**Stored records:**
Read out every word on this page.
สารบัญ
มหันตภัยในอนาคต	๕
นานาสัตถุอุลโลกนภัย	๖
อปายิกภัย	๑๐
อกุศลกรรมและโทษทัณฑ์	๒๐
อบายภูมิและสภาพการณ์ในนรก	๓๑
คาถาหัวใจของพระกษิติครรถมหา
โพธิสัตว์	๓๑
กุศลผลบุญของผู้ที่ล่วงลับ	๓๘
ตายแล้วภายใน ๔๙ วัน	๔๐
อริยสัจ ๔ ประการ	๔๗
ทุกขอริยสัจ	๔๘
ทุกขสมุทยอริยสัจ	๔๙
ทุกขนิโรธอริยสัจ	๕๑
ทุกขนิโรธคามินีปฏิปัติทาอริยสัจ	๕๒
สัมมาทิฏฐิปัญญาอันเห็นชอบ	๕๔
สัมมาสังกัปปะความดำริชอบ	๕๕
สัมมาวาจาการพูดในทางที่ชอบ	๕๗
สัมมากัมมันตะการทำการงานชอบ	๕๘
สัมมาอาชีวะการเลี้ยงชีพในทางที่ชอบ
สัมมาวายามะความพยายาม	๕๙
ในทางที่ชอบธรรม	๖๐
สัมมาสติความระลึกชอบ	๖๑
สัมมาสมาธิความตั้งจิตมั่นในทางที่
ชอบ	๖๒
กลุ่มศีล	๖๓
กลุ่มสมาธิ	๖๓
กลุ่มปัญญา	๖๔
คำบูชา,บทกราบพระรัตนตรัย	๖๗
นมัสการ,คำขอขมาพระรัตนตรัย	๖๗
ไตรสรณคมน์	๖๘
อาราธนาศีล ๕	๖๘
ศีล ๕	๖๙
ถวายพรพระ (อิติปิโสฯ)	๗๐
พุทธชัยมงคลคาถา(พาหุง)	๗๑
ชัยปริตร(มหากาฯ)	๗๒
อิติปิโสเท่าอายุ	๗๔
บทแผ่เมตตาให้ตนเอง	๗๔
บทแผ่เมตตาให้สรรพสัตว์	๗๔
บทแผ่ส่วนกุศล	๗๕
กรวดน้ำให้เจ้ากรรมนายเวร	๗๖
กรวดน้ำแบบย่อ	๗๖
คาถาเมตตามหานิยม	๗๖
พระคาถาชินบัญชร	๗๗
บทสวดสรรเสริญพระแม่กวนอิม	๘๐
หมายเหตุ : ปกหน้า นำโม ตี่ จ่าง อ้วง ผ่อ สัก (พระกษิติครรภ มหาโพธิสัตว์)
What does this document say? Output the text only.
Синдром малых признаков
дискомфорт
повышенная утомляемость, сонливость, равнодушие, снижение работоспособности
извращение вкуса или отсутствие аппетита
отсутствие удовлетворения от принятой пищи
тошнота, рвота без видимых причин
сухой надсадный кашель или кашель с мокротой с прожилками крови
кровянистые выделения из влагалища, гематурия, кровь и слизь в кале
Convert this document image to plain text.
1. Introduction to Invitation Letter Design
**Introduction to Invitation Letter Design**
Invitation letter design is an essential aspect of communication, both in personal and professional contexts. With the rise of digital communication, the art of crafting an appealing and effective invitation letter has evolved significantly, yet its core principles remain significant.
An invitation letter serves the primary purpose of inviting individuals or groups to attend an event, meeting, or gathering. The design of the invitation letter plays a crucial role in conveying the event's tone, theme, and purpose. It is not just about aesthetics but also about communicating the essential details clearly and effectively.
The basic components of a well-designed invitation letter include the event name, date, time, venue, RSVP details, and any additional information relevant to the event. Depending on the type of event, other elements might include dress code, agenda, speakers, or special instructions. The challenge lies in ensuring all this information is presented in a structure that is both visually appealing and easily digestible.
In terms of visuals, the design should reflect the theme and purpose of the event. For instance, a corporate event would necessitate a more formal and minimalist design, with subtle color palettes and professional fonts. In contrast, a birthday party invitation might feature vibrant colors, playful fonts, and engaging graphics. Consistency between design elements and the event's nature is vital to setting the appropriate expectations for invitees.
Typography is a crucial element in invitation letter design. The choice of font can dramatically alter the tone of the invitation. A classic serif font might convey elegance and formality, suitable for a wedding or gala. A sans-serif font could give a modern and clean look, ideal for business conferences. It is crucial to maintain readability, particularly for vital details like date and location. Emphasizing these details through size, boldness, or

**Written exercise:** Above are entries; state the number of lines among them that contain "ตนตร", and nothing else.

**The answer:** 2